> The exercise: In the entries below, find every line holding the string "views" and collect it.

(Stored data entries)
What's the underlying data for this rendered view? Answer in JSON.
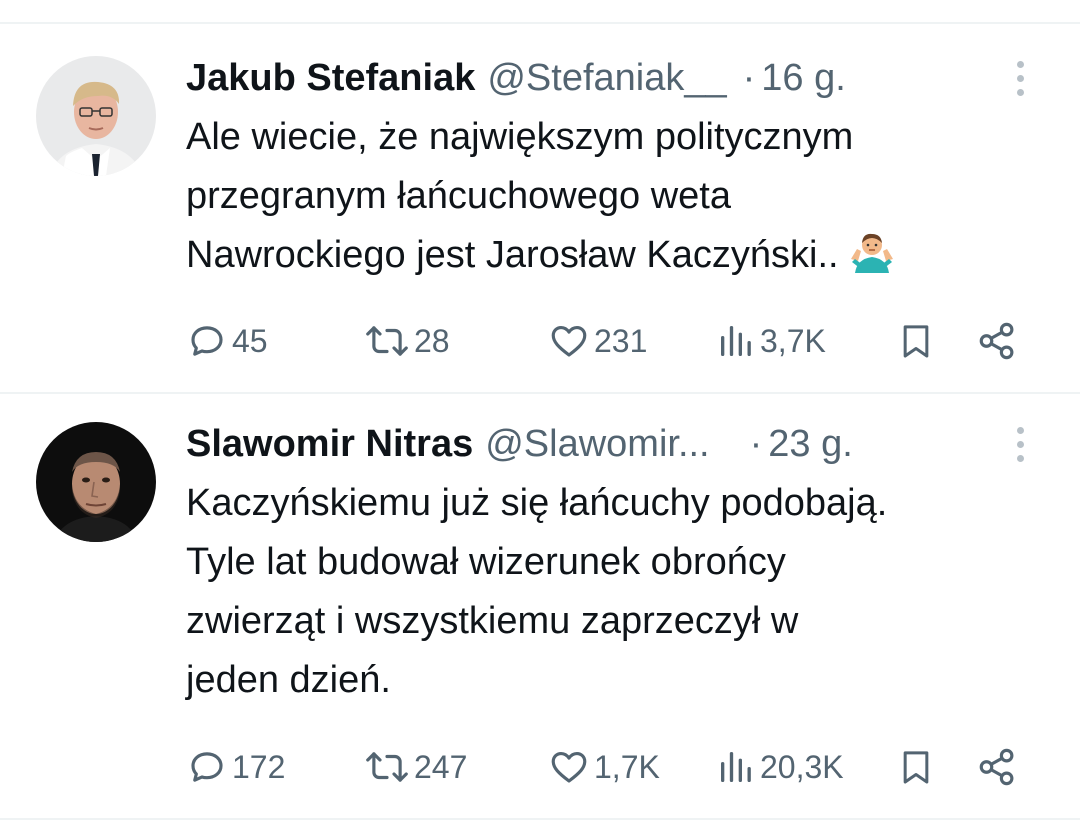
{
  "tweets": [
    {
      "author_name": "Jakub Stefaniak",
      "handle": "@Stefaniak__",
      "separator": "·",
      "time": "16 g.",
      "text_lines": [
        "Ale wiecie, że największym politycznym",
        "przegranym łańcuchowego weta",
        "Nawrockiego jest Jarosław Kaczyński.."
      ],
      "emoji": "person-shrugging",
      "replies": "45",
      "reposts": "28",
      "likes": "231",
      "views": "3,7K"
    },
    {
      "author_name": "Slawomir Nitras",
      "handle": "@Slawomir...",
      "separator": "·",
      "time": "23 g.",
      "text_lines": [
        "Kaczyńskiemu już się łańcuchy podobają.",
        "Tyle lat budował wizerunek obrońcy",
        "zwierząt i wszystkiemu zaprzeczył w",
        "jeden dzień."
      ],
      "replies": "172",
      "reposts": "247",
      "likes": "1,7K",
      "views": "20,3K"
    }
  ],
  "icons": {
    "reply": "reply-icon",
    "repost": "repost-icon",
    "like": "like-icon",
    "views": "views-icon",
    "bookmark": "bookmark-icon",
    "share": "share-icon",
    "more": "more-vertical-icon"
  },
  "colors": {
    "text": "#0f1419",
    "secondary": "#536471",
    "divider": "#eff3f4"
  }
}
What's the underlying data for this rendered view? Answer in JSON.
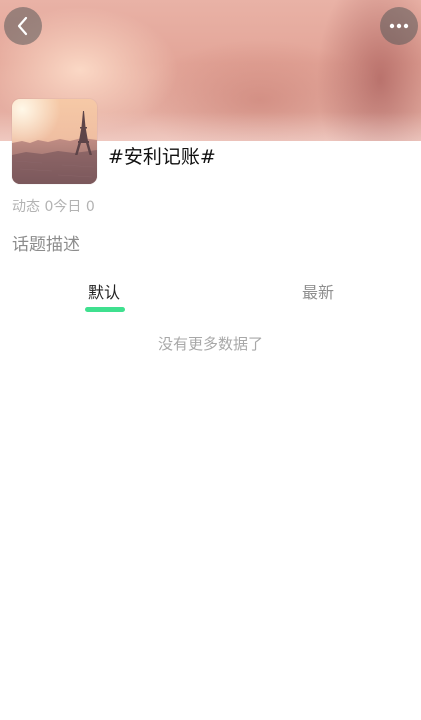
{
  "header": {
    "back_icon": "chevron-left-icon",
    "more_icon": "more-horizontal-icon"
  },
  "topic": {
    "title": "#安利记账#",
    "cover_icon": "eiffel-tower-cover-image",
    "stats": {
      "posts_label": "动态",
      "posts_count": "0",
      "today_label": "今日",
      "today_count": "0"
    },
    "description": "话题描述"
  },
  "tabs": [
    {
      "label": "默认",
      "active": true
    },
    {
      "label": "最新",
      "active": false
    }
  ],
  "colors": {
    "accent": "#3fe08f",
    "active_tab_text": "#222222",
    "inactive_tab_text": "#8f8f8f"
  },
  "empty_state": "没有更多数据了"
}
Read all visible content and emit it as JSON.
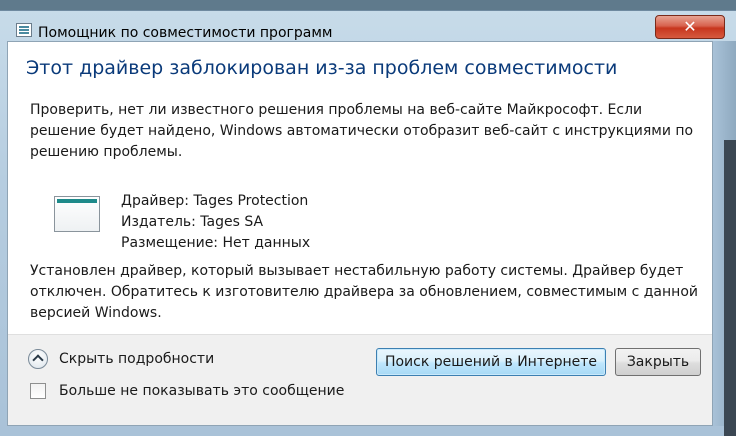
{
  "window": {
    "title": "Помощник по совместимости программ",
    "close_glyph": "✕"
  },
  "content": {
    "headline": "Этот драйвер заблокирован из-за проблем совместимости",
    "intro": "Проверить, нет ли известного решения проблемы на веб-сайте Майкрософт. Если решение будет найдено, Windows автоматически отобразит веб-сайт с инструкциями по решению проблемы.",
    "driver_line": "Драйвер: Tages Protection",
    "publisher_line": "Издатель: Tages SA",
    "location_line": "Размещение: Нет данных",
    "warning": "Установлен драйвер, который вызывает нестабильную работу системы. Драйвер будет отключен. Обратитесь к изготовителю драйвера за обновлением, совместимым с данной версией Windows."
  },
  "footer": {
    "toggle_label": "Скрыть подробности",
    "checkbox_label": "Больше не показывать это сообщение",
    "search_button": "Поиск решений в Интернете",
    "close_button": "Закрыть"
  },
  "colors": {
    "headline": "#0a3a7a",
    "primary_button_border": "#3c7fb1",
    "close_button_red": "#c7361e"
  }
}
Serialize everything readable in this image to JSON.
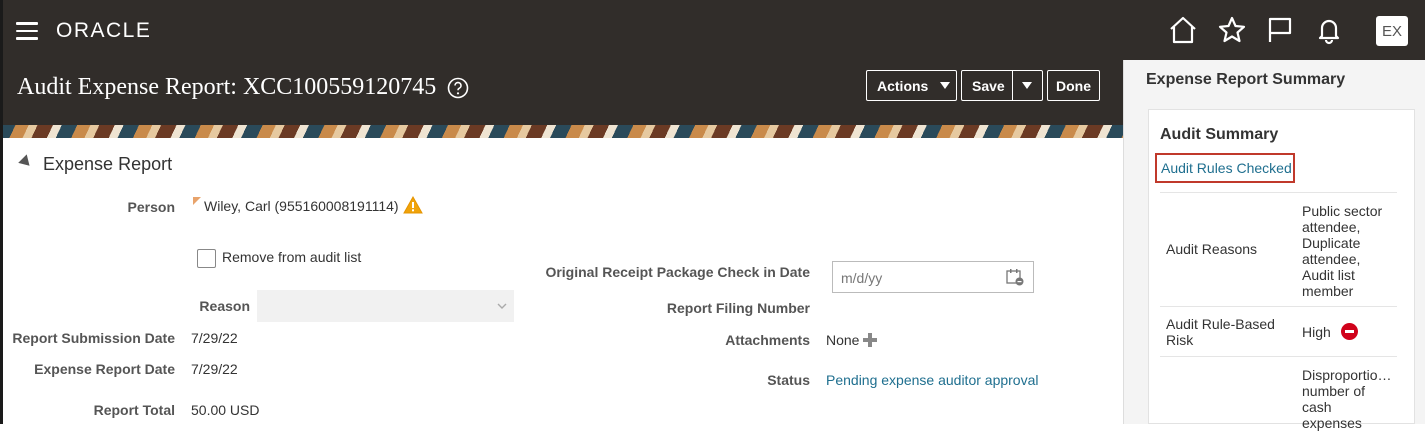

> Answer in full:
      "views": "3,7K"
      "views": "20,3K"
    "views": "views-icon",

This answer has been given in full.